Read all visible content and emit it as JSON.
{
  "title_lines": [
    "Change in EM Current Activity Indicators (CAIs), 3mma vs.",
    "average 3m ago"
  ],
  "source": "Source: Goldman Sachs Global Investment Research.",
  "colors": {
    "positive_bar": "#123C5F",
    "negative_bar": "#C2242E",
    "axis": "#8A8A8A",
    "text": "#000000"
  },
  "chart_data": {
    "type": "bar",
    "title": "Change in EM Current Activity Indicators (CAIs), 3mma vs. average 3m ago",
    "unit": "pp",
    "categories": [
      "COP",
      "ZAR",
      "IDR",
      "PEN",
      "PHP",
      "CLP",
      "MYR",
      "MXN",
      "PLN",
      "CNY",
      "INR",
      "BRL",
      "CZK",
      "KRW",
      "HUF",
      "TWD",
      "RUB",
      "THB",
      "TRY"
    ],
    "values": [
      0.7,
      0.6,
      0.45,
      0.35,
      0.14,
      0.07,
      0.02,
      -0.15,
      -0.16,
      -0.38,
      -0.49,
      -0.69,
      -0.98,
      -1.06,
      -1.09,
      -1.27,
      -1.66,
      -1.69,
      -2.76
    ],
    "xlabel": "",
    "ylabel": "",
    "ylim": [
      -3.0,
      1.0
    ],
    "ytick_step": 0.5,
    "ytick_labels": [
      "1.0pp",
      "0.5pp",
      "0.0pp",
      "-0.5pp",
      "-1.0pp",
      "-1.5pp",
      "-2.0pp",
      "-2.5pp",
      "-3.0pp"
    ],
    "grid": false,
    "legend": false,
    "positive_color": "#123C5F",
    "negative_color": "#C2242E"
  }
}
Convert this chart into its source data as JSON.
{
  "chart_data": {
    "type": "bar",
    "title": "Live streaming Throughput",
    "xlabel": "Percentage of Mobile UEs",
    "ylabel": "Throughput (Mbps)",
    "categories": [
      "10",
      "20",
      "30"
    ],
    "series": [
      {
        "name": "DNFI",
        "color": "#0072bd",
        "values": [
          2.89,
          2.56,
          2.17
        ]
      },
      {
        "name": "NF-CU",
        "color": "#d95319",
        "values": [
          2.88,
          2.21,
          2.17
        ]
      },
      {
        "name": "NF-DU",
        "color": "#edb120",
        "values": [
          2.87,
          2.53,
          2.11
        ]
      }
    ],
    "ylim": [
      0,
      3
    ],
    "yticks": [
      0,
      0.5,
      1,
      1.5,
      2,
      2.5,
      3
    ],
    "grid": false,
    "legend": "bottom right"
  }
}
·····
Aim. Copy out the full listing exactly.

Solution for this problem.
Read all visible content and emit it as JSON.
{
  "title_lines": [
    "Change in EM Current Activity Indicators (CAIs), 3mma vs.",
    "average 3m ago"
  ],
  "source": "Source: Goldman Sachs Global Investment Research.",
  "colors": {
    "positive_bar": "#123C5F",
    "negative_bar": "#C2242E",
    "axis": "#8A8A8A",
    "text": "#000000"
  },
  "chart_data": {
    "type": "bar",
    "title": "Change in EM Current Activity Indicators (CAIs), 3mma vs. average 3m ago",
    "unit": "pp",
    "categories": [
      "COP",
      "ZAR",
      "IDR",
      "PEN",
      "PHP",
      "CLP",
      "MYR",
      "MXN",
      "PLN",
      "CNY",
      "INR",
      "BRL",
      "CZK",
      "KRW",
      "HUF",
      "TWD",
      "RUB",
      "THB",
      "TRY"
    ],
    "values": [
      0.7,
      0.6,
      0.45,
      0.35,
      0.14,
      0.07,
      0.02,
      -0.15,
      -0.16,
      -0.38,
      -0.49,
      -0.69,
      -0.98,
      -1.06,
      -1.09,
      -1.27,
      -1.66,
      -1.69,
      -2.76
    ],
    "xlabel": "",
    "ylabel": "",
    "ylim": [
      -3.0,
      1.0
    ],
    "ytick_step": 0.5,
    "ytick_labels": [
      "1.0pp",
      "0.5pp",
      "0.0pp",
      "-0.5pp",
      "-1.0pp",
      "-1.5pp",
      "-2.0pp",
      "-2.5pp",
      "-3.0pp"
    ],
    "grid": false,
    "legend": false,
    "positive_color": "#123C5F",
    "negative_color": "#C2242E"
  }
}
Convert this chart into its source data as JSON.
{
  "chart_data": {
    "type": "bar",
    "title": "Live streaming Throughput",
    "xlabel": "Percentage of Mobile UEs",
    "ylabel": "Throughput (Mbps)",
    "categories": [
      "10",
      "20",
      "30"
    ],
    "series": [
      {
        "name": "DNFI",
        "color": "#0072bd",
        "values": [
          2.89,
          2.56,
          2.17
        ]
      },
      {
        "name": "NF-CU",
        "color": "#d95319",
        "values": [
          2.88,
          2.21,
          2.17
        ]
      },
      {
        "name": "NF-DU",
        "color": "#edb120",
        "values": [
          2.87,
          2.53,
          2.11
        ]
      }
    ],
    "ylim": [
      0,
      3
    ],
    "yticks": [
      0,
      0.5,
      1,
      1.5,
      2,
      2.5,
      3
    ],
    "grid": false,
    "legend": "bottom right"
  }
}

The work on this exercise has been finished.